Requirements = Extract each line containing the string "宇宙中的星体".

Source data
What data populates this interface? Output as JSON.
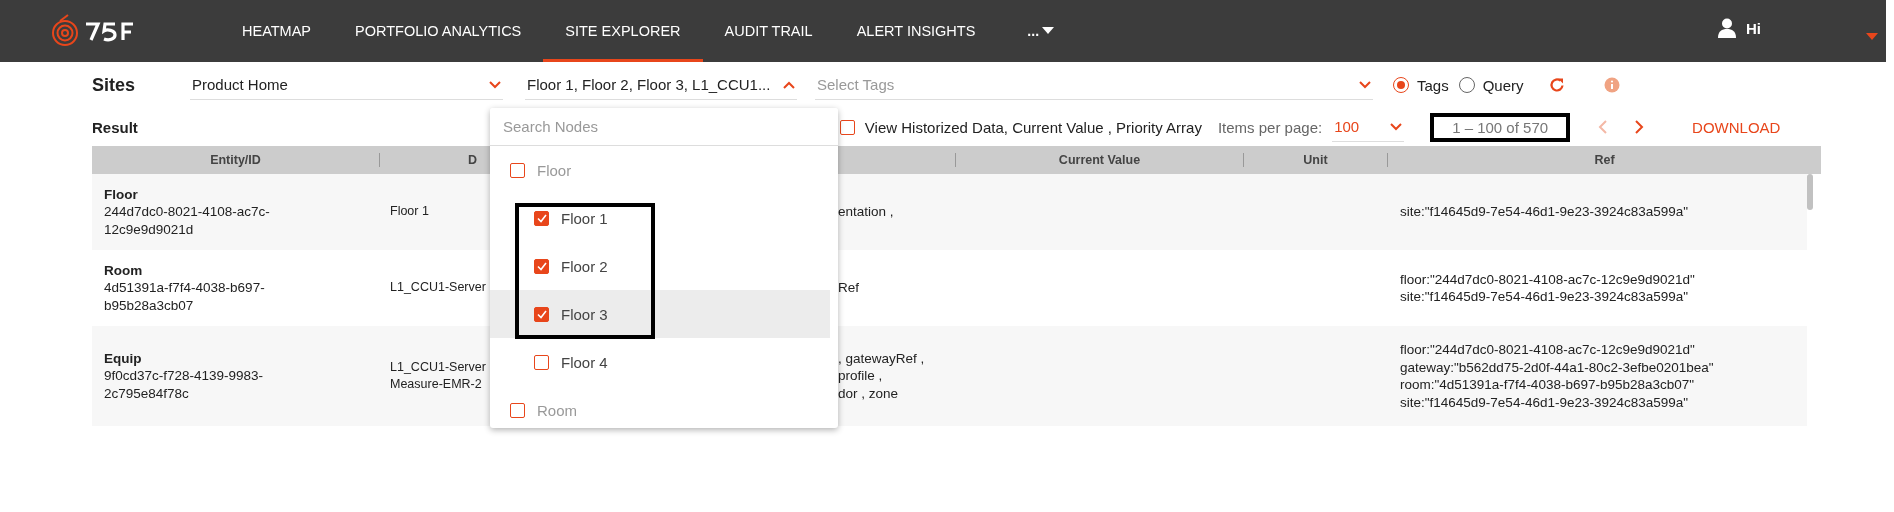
{
  "nav": {
    "items": [
      {
        "label": "HEATMAP",
        "selected": false,
        "kind": "link"
      },
      {
        "label": "PORTFOLIO ANALYTICS",
        "selected": false,
        "kind": "link"
      },
      {
        "label": "SITE EXPLORER",
        "selected": true,
        "kind": "link"
      },
      {
        "label": "AUDIT TRAIL",
        "selected": false,
        "kind": "link"
      },
      {
        "label": "ALERT INSIGHTS",
        "selected": false,
        "kind": "link"
      },
      {
        "label": "...",
        "selected": false,
        "kind": "more"
      }
    ],
    "user": "Hi"
  },
  "filters": {
    "title": "Sites",
    "site": "Product Home",
    "nodes": {
      "value": "Floor 1, Floor 2, Floor 3, L1_CCU1...",
      "expanded": true
    },
    "tags": {
      "placeholder": "Select Tags"
    },
    "modes": [
      {
        "label": "Tags",
        "selected": true
      },
      {
        "label": "Query",
        "selected": false
      }
    ]
  },
  "result": {
    "title": "Result",
    "historized": {
      "label": "View Historized Data, Current Value , Priority Array",
      "checked": false
    },
    "items_per_page": {
      "label": "Items per page:",
      "value": "100"
    },
    "range": "1 – 100 of 570",
    "prev_disabled": true,
    "download": "DOWNLOAD"
  },
  "node_dropdown": {
    "search": {
      "placeholder": "Search Nodes"
    },
    "options": [
      {
        "label": "Floor",
        "checked": false,
        "children": [
          {
            "label": "Floor 1",
            "checked": true,
            "highlighted": false
          },
          {
            "label": "Floor 2",
            "checked": true,
            "highlighted": false
          },
          {
            "label": "Floor 3",
            "checked": true,
            "highlighted": true
          },
          {
            "label": "Floor 4",
            "checked": false,
            "highlighted": false
          }
        ]
      },
      {
        "label": "Room",
        "checked": false
      }
    ]
  },
  "table": {
    "columns": {
      "entity": "Entity/ID",
      "column_2": "D",
      "current_value": "Current Value",
      "unit": "Unit",
      "ref": "Ref"
    },
    "rows": [
      {
        "type": "Floor",
        "id": "244d7dc0-8021-4108-ac7c-12c9e9d9021d",
        "column_2": [
          "Floor 1"
        ],
        "column_3": [
          "entation ,"
        ],
        "ref": [
          "site:\"f14645d9-7e54-46d1-9e23-3924c83a599a\""
        ]
      },
      {
        "type": "Room",
        "id": "4d51391a-f7f4-4038-b697-b95b28a3cb07",
        "column_2": [
          "L1_CCU1-Server"
        ],
        "column_3": [
          "Ref"
        ],
        "ref": [
          "floor:\"244d7dc0-8021-4108-ac7c-12c9e9d9021d\"",
          "site:\"f14645d9-7e54-46d1-9e23-3924c83a599a\""
        ]
      },
      {
        "type": "Equip",
        "id": "9f0cd37c-f728-4139-9983-2c795e84f78c",
        "column_2": [
          "L1_CCU1-Server",
          "Measure-EMR-2"
        ],
        "column_3": [
          ", gatewayRef ,",
          "profile ,",
          "dor , zone"
        ],
        "ref": [
          "floor:\"244d7dc0-8021-4108-ac7c-12c9e9d9021d\"",
          "gateway:\"b562dd75-2d0f-44a1-80c2-3efbe0201bea\"",
          "room:\"4d51391a-f7f4-4038-b697-b95b28a3cb07\"",
          "site:\"f14645d9-7e54-46d1-9e23-3924c83a599a\""
        ]
      }
    ]
  }
}
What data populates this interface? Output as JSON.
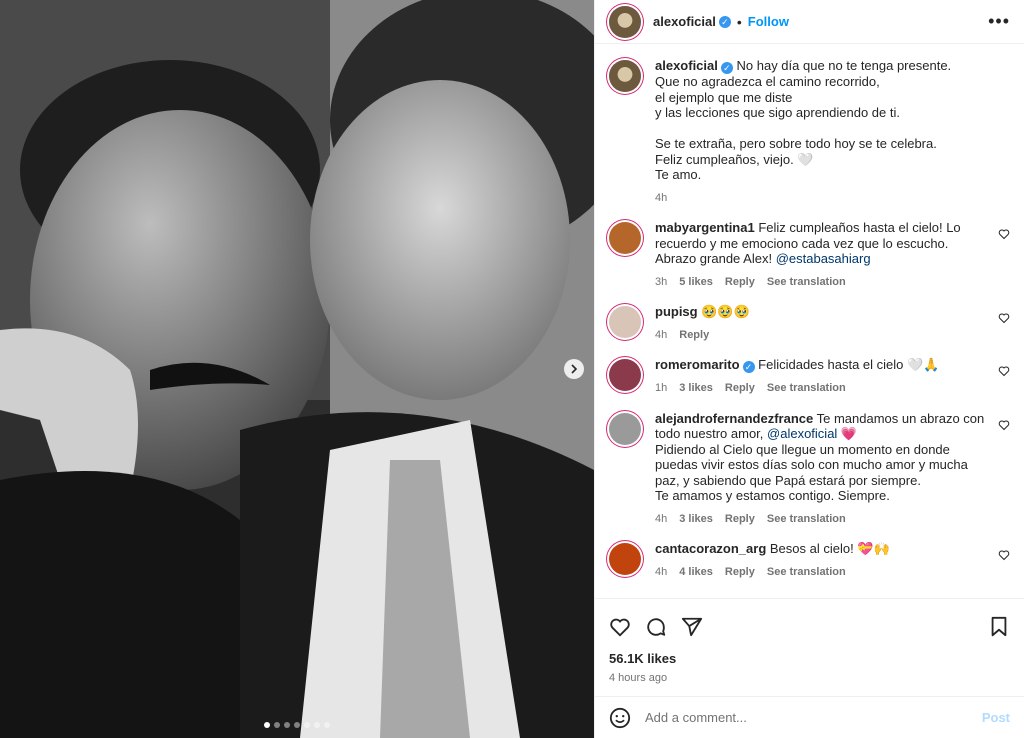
{
  "header": {
    "username": "alexoficial",
    "separator": "•",
    "follow_label": "Follow",
    "more_icon": "more-options-icon",
    "more_label": "•••"
  },
  "caption": {
    "username": "alexoficial",
    "text": "No hay día que no te tenga presente.\nQue no agradezca el camino recorrido,\nel ejemplo que me diste\ny las lecciones que sigo aprendiendo de ti.\n\nSe te extraña, pero sobre todo hoy se te celebra.\nFeliz cumpleaños, viejo. 🤍\nTe amo.",
    "time": "4h"
  },
  "comments": [
    {
      "username": "mabyargentina1",
      "verified": false,
      "text": "Feliz cumpleaños hasta el cielo! Lo recuerdo y me emociono cada vez que lo escucho. Abrazo grande Alex!",
      "mention": "@estabasahiarg",
      "time": "3h",
      "likes": "5 likes",
      "reply": "Reply",
      "translation": "See translation",
      "avatar_color": "#b5672b"
    },
    {
      "username": "pupisg",
      "verified": false,
      "text": "🥹🥹🥹",
      "mention": "",
      "time": "4h",
      "likes": "",
      "reply": "Reply",
      "translation": "",
      "avatar_color": "#d8c5b8"
    },
    {
      "username": "romeromarito",
      "verified": true,
      "text": "Felicidades hasta el cielo 🤍🙏",
      "mention": "",
      "time": "1h",
      "likes": "3 likes",
      "reply": "Reply",
      "translation": "See translation",
      "avatar_color": "#8a3a4a"
    },
    {
      "username": "alejandrofernandezfrance",
      "verified": false,
      "text": "Te mandamos un abrazo con todo nuestro amor,",
      "mention": "@alexoficial 💗",
      "extra": "Pidiendo al Cielo que llegue un momento en donde puedas vivir estos días solo con mucho amor y mucha paz, y sabiendo que Papá estará por siempre.\nTe amamos y estamos contigo. Siempre.",
      "time": "4h",
      "likes": "3 likes",
      "reply": "Reply",
      "translation": "See translation",
      "avatar_color": "#9a9a9a"
    },
    {
      "username": "cantacorazon_arg",
      "verified": false,
      "text": "Besos al cielo! 💝🙌",
      "mention": "",
      "time": "4h",
      "likes": "4 likes",
      "reply": "Reply",
      "translation": "See translation",
      "avatar_color": "#c1440e"
    }
  ],
  "actions": {
    "like_icon": "heart-icon",
    "comment_icon": "comment-icon",
    "share_icon": "share-icon",
    "save_icon": "bookmark-icon",
    "likes": "56.1K likes",
    "posted": "4 hours ago"
  },
  "add_comment": {
    "emoji_icon": "emoji-icon",
    "placeholder": "Add a comment...",
    "post_label": "Post"
  },
  "carousel": {
    "active_index": 0,
    "count": 7,
    "next_icon": "chevron-right-icon"
  },
  "colors": {
    "accent": "#0095f6",
    "verified": "#3797f0",
    "muted": "#737373",
    "mention": "#00376b"
  }
}
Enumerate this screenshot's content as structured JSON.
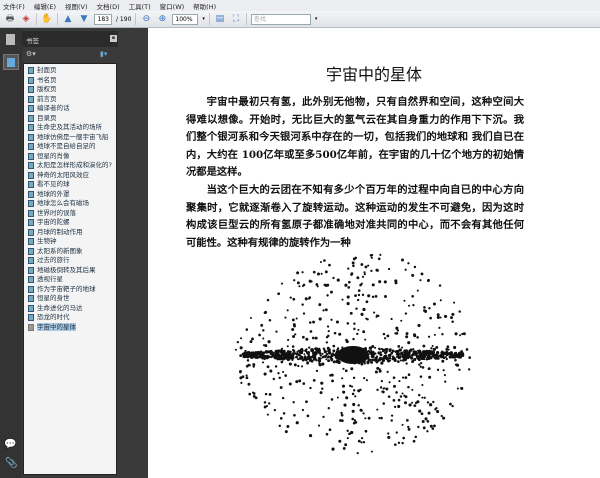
{
  "menu": [
    "文件(F)",
    "编辑(E)",
    "视图(V)",
    "文档(D)",
    "工具(T)",
    "窗口(W)",
    "帮助(H)"
  ],
  "toolbar": {
    "page_current": "183",
    "page_total": "/ 190",
    "zoom": "100%",
    "search_placeholder": "查找"
  },
  "panel": {
    "title": "书签"
  },
  "bookmarks": [
    "封面页",
    "书名页",
    "版权页",
    "前言页",
    "编译者的话",
    "目录页",
    "生命史及其活动的场所",
    "地球仿佛是一艘宇宙飞船",
    "地球不是自给自足的",
    "恒星的肖像",
    "太阳是怎样形成和演化的?",
    "神奇的太阳风效应",
    "看不见的球",
    "地球的外罩",
    "地球怎么会有磁场",
    "世界时的误落",
    "宇宙的陀螺",
    "月球的制动作用",
    "生物钟",
    "太阳系的新图象",
    "过去的旅行",
    "地磁极倒转及其后果",
    "透视行星",
    "作为宇宙靶子的地球",
    "恒星的身世",
    "生命进化的马达",
    "恐龙的时代",
    "宇宙中的星体"
  ],
  "selected_bookmark": "宇宙中的星体",
  "document": {
    "title": "宇宙中的星体",
    "paragraphs": [
      "宇宙中最初只有氢，此外别无他物，只有自然界和空间，这种空间大得难以想像。开始时，无比巨大的氢气云在其自身重力的作用下下沉。我们整个银河系和今天银河系中存在的一切，包括我们的地球和 我们自已在 内，大约在 100亿年或至多500亿年前，在宇宙的几十亿个地方的初始情况都是这样。",
      "当这个巨大的云团在不知有多少个百万年的过程中向自已的中心方向聚集时，它就逐渐卷入了旋转运动。这种运动的发生不可避免，因为这时构成该巨型云的所有氢原子都准确地对准共同的中心，而不会有其他任何可能性。这种有规律的旋转作为一种"
    ]
  }
}
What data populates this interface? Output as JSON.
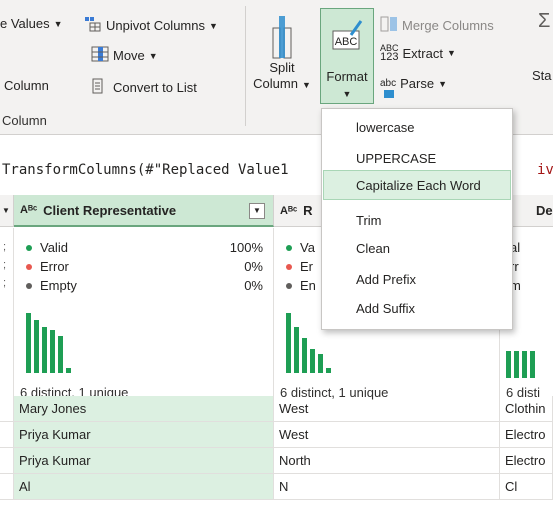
{
  "ribbon": {
    "replace_values": "e Values",
    "unpivot_columns": "Unpivot Columns",
    "move": "Move",
    "convert_to_list": "Convert to List",
    "column_cut": "Column",
    "group_label": "Column",
    "split_column_line1": "Split",
    "split_column_line2": "Column",
    "format": "Format",
    "merge_columns": "Merge Columns",
    "extract": "Extract",
    "parse": "Parse",
    "stats_cut": "Sta",
    "abc_icon": "ABC",
    "num_icon_top": "ABC",
    "num_icon_bottom": "123",
    "parse_icon": "abc"
  },
  "formula": {
    "text": "TransformColumns(#\"Replaced Value1",
    "overflow": "iv"
  },
  "format_menu": {
    "items": [
      {
        "label": "lowercase"
      },
      {
        "label": "UPPERCASE"
      },
      {
        "label": "Capitalize Each Word"
      },
      {
        "label": "Trim"
      },
      {
        "label": "Clean"
      },
      {
        "label": "Add Prefix"
      },
      {
        "label": "Add Suffix"
      }
    ],
    "highlighted_index": 2
  },
  "grid": {
    "columns": [
      {
        "type_icon": "Aᴮᶜ",
        "name": "Client Representative",
        "valid_label": "Valid",
        "valid_pct": "100%",
        "error_label": "Error",
        "error_pct": "0%",
        "empty_label": "Empty",
        "empty_pct": "0%",
        "distinct": "6 distinct, 1 unique",
        "bar_levels": [
          1.0,
          0.88,
          0.76,
          0.72,
          0.62,
          0.09
        ]
      },
      {
        "type_icon": "Aᴮᶜ",
        "name": "R",
        "valid_label": "Va",
        "error_label": "Er",
        "empty_label": "En",
        "distinct": "6 distinct, 1 unique",
        "bar_levels": [
          1.0,
          0.77,
          0.58,
          0.4,
          0.31,
          0.09
        ]
      },
      {
        "name": "De",
        "valid_label": "al",
        "error_label": "rr",
        "empty_label": "m",
        "distinct": "6 disti"
      }
    ],
    "rows": [
      [
        "Mary Jones",
        "West",
        "Clothin"
      ],
      [
        "Priya Kumar",
        "West",
        "Electro"
      ],
      [
        "Priya Kumar",
        "North",
        "Electro"
      ],
      [
        "Al",
        "N",
        "Cl"
      ]
    ]
  },
  "colors": {
    "accent_green": "#1e9e54",
    "error_red": "#e8584f",
    "empty_grey": "#605e5c",
    "selected_header": "#cde8d4",
    "selected_cell": "#dcf0e1"
  }
}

Answer below =
    "宇宙中的星体"
  "selected_bookmark": "宇宙中的星体",
    "title": "宇宙中的星体",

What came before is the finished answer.